--- start of Records for processing ---

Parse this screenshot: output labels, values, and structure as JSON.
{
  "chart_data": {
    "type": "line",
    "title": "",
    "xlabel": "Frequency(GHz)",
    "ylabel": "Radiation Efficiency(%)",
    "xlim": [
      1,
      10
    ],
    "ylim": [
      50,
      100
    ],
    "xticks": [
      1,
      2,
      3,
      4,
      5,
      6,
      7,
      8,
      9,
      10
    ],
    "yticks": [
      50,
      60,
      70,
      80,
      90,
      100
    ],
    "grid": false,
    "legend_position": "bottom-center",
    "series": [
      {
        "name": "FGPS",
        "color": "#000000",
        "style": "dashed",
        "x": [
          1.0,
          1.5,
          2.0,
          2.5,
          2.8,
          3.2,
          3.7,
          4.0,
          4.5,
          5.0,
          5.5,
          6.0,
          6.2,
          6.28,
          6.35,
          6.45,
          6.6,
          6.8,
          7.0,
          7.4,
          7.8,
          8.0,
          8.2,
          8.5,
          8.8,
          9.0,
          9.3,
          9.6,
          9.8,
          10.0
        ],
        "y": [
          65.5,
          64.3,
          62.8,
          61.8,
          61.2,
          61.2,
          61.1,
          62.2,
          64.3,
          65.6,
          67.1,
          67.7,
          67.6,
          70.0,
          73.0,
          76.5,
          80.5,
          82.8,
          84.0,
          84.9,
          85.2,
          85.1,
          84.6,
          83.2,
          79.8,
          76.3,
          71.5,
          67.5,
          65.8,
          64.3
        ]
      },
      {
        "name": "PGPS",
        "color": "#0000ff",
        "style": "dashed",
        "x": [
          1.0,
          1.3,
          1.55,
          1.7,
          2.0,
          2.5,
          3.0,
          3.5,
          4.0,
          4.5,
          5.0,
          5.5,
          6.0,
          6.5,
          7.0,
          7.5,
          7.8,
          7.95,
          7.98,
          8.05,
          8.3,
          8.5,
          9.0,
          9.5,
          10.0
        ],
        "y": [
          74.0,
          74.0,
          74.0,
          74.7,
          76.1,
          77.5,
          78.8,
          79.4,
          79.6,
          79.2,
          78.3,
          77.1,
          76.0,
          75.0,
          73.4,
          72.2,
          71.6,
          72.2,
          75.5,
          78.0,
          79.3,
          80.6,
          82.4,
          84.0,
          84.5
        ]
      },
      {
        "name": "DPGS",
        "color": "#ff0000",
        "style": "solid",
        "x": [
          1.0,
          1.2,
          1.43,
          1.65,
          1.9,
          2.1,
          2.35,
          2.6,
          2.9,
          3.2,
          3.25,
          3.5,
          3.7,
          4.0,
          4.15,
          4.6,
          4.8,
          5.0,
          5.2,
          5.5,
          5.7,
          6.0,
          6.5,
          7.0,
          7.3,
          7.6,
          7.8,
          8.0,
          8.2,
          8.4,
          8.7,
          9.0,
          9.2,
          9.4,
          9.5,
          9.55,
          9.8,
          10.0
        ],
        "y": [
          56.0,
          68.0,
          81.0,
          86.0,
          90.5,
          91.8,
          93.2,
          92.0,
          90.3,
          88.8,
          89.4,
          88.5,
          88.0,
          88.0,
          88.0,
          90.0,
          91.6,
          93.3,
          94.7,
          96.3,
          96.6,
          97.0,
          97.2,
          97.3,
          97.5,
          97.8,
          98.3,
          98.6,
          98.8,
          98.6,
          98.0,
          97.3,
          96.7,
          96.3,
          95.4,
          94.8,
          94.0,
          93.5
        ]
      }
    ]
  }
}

--- end of Records for processing ---

Task statement: Copy each line of the data above that holds "color".

Result below:
        "color": "#000000",
        "color": "#0000ff",
        "color": "#ff0000",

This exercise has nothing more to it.